Provided records –

•••••

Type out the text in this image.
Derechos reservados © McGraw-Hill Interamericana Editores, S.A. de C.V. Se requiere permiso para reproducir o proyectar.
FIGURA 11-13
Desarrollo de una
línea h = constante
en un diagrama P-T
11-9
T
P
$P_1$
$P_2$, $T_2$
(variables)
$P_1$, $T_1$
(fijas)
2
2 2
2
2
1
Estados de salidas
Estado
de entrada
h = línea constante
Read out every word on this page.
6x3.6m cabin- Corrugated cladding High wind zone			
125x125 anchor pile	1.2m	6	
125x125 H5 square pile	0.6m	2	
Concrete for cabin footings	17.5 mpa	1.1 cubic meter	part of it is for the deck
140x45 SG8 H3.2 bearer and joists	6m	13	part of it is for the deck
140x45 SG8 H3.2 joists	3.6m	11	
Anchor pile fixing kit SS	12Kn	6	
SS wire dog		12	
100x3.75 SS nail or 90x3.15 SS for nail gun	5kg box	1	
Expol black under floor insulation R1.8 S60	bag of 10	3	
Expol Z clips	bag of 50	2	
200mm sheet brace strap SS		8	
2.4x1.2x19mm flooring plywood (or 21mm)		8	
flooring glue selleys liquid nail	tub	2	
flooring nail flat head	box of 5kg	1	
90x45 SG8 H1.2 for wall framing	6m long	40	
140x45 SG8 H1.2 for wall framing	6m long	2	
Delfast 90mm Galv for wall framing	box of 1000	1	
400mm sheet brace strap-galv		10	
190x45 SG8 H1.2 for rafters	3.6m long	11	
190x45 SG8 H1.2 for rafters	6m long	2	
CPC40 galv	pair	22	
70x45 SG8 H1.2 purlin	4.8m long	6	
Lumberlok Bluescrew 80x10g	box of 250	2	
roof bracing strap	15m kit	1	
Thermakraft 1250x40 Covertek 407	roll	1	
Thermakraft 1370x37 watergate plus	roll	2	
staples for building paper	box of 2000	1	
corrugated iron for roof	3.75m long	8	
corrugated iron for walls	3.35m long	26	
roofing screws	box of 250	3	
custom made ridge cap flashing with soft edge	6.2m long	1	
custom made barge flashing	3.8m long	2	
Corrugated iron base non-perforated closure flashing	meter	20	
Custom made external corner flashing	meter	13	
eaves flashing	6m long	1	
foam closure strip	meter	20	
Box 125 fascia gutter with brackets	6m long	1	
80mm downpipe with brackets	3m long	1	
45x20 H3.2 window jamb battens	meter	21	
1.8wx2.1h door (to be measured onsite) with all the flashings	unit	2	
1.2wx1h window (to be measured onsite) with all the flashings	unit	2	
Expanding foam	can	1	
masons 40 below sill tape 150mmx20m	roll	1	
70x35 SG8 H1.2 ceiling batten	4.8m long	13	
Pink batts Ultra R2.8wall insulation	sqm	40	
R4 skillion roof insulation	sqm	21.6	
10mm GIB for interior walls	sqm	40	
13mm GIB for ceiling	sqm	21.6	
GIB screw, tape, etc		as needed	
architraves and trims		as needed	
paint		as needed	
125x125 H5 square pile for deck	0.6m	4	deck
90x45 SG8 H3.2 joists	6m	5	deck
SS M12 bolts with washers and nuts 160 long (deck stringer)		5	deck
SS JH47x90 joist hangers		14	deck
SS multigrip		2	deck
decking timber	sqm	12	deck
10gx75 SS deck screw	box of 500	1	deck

•••••

What you should do –
Send back each record exactly as it stands.

Exercise solution –
Type out the text in this image.
Derechos reservados © McGraw-Hill Interamericana Editores, S.A. de C.V. Se requiere permiso para reproducir o proyectar.
FIGURA 11-13
Desarrollo de una
línea h = constante
en un diagrama P-T
11-9
T
P
$P_1$
$P_2$, $T_2$
(variables)
$P_1$, $T_1$
(fijas)
2
2 2
2
2
1
Estados de salidas
Estado
de entrada
h = línea constante
Read out every word on this page.
6x3.6m cabin- Corrugated cladding High wind zone			
125x125 anchor pile	1.2m	6	
125x125 H5 square pile	0.6m	2	
Concrete for cabin footings	17.5 mpa	1.1 cubic meter	part of it is for the deck
140x45 SG8 H3.2 bearer and joists	6m	13	part of it is for the deck
140x45 SG8 H3.2 joists	3.6m	11	
Anchor pile fixing kit SS	12Kn	6	
SS wire dog		12	
100x3.75 SS nail or 90x3.15 SS for nail gun	5kg box	1	
Expol black under floor insulation R1.8 S60	bag of 10	3	
Expol Z clips	bag of 50	2	
200mm sheet brace strap SS		8	
2.4x1.2x19mm flooring plywood (or 21mm)		8	
flooring glue selleys liquid nail	tub	2	
flooring nail flat head	box of 5kg	1	
90x45 SG8 H1.2 for wall framing	6m long	40	
140x45 SG8 H1.2 for wall framing	6m long	2	
Delfast 90mm Galv for wall framing	box of 1000	1	
400mm sheet brace strap-galv		10	
190x45 SG8 H1.2 for rafters	3.6m long	11	
190x45 SG8 H1.2 for rafters	6m long	2	
CPC40 galv	pair	22	
70x45 SG8 H1.2 purlin	4.8m long	6	
Lumberlok Bluescrew 80x10g	box of 250	2	
roof bracing strap	15m kit	1	
Thermakraft 1250x40 Covertek 407	roll	1	
Thermakraft 1370x37 watergate plus	roll	2	
staples for building paper	box of 2000	1	
corrugated iron for roof	3.75m long	8	
corrugated iron for walls	3.35m long	26	
roofing screws	box of 250	3	
custom made ridge cap flashing with soft edge	6.2m long	1	
custom made barge flashing	3.8m long	2	
Corrugated iron base non-perforated closure flashing	meter	20	
Custom made external corner flashing	meter	13	
eaves flashing	6m long	1	
foam closure strip	meter	20	
Box 125 fascia gutter with brackets	6m long	1	
80mm downpipe with brackets	3m long	1	
45x20 H3.2 window jamb battens	meter	21	
1.8wx2.1h door (to be measured onsite) with all the flashings	unit	2	
1.2wx1h window (to be measured onsite) with all the flashings	unit	2	
Expanding foam	can	1	
masons 40 below sill tape 150mmx20m	roll	1	
70x35 SG8 H1.2 ceiling batten	4.8m long	13	
Pink batts Ultra R2.8wall insulation	sqm	40	
R4 skillion roof insulation	sqm	21.6	
10mm GIB for interior walls	sqm	40	
13mm GIB for ceiling	sqm	21.6	
GIB screw, tape, etc		as needed	
architraves and trims		as needed	
paint		as needed	
125x125 H5 square pile for deck	0.6m	4	deck
90x45 SG8 H3.2 joists	6m	5	deck
SS M12 bolts with washers and nuts 160 long (deck stringer)		5	deck
SS JH47x90 joist hangers		14	deck
SS multigrip		2	deck
decking timber	sqm	12	deck
10gx75 SS deck screw	box of 500	1	deck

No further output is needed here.